**TASK STATEMENT:** Set down each record exactly as written.

**INFORMATION SHOWN:**
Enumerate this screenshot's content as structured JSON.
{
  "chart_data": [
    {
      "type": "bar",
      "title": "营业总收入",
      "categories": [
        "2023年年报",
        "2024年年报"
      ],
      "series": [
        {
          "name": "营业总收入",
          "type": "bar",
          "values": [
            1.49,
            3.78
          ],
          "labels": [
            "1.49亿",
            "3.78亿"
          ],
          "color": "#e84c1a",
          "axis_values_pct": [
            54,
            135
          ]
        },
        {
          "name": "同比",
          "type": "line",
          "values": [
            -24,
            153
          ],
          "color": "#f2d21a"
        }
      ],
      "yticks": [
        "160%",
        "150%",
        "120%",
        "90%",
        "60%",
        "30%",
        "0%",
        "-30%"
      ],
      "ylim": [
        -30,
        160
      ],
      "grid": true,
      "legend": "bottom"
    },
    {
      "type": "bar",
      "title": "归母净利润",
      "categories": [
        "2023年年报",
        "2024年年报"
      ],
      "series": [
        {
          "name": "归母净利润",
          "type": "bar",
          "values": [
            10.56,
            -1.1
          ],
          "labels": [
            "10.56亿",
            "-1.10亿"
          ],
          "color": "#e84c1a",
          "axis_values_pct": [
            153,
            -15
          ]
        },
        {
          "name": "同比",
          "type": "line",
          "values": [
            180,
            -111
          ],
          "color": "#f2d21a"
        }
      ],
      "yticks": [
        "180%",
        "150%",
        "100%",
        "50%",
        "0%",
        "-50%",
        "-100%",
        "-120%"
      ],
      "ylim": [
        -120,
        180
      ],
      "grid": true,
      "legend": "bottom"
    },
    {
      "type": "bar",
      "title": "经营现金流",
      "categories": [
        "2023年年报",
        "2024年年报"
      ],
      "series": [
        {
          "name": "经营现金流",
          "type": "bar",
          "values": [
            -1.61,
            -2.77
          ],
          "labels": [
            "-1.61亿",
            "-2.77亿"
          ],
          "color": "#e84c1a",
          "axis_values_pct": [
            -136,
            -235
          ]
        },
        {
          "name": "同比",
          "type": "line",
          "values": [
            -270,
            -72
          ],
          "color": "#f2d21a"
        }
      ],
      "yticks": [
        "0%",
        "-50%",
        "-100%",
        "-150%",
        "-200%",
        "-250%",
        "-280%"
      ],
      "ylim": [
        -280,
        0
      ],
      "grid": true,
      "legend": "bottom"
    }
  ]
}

**THE ANSWER:**
Enumerate this screenshot's content as structured JSON.
{
  "chart_data": [
    {
      "type": "bar",
      "title": "营业总收入",
      "categories": [
        "2023年年报",
        "2024年年报"
      ],
      "series": [
        {
          "name": "营业总收入",
          "type": "bar",
          "values": [
            1.49,
            3.78
          ],
          "labels": [
            "1.49亿",
            "3.78亿"
          ],
          "color": "#e84c1a",
          "axis_values_pct": [
            54,
            135
          ]
        },
        {
          "name": "同比",
          "type": "line",
          "values": [
            -24,
            153
          ],
          "color": "#f2d21a"
        }
      ],
      "yticks": [
        "160%",
        "150%",
        "120%",
        "90%",
        "60%",
        "30%",
        "0%",
        "-30%"
      ],
      "ylim": [
        -30,
        160
      ],
      "grid": true,
      "legend": "bottom"
    },
    {
      "type": "bar",
      "title": "归母净利润",
      "categories": [
        "2023年年报",
        "2024年年报"
      ],
      "series": [
        {
          "name": "归母净利润",
          "type": "bar",
          "values": [
            10.56,
            -1.1
          ],
          "labels": [
            "10.56亿",
            "-1.10亿"
          ],
          "color": "#e84c1a",
          "axis_values_pct": [
            153,
            -15
          ]
        },
        {
          "name": "同比",
          "type": "line",
          "values": [
            180,
            -111
          ],
          "color": "#f2d21a"
        }
      ],
      "yticks": [
        "180%",
        "150%",
        "100%",
        "50%",
        "0%",
        "-50%",
        "-100%",
        "-120%"
      ],
      "ylim": [
        -120,
        180
      ],
      "grid": true,
      "legend": "bottom"
    },
    {
      "type": "bar",
      "title": "经营现金流",
      "categories": [
        "2023年年报",
        "2024年年报"
      ],
      "series": [
        {
          "name": "经营现金流",
          "type": "bar",
          "values": [
            -1.61,
            -2.77
          ],
          "labels": [
            "-1.61亿",
            "-2.77亿"
          ],
          "color": "#e84c1a",
          "axis_values_pct": [
            -136,
            -235
          ]
        },
        {
          "name": "同比",
          "type": "line",
          "values": [
            -270,
            -72
          ],
          "color": "#f2d21a"
        }
      ],
      "yticks": [
        "0%",
        "-50%",
        "-100%",
        "-150%",
        "-200%",
        "-250%",
        "-280%"
      ],
      "ylim": [
        -280,
        0
      ],
      "grid": true,
      "legend": "bottom"
    }
  ]
}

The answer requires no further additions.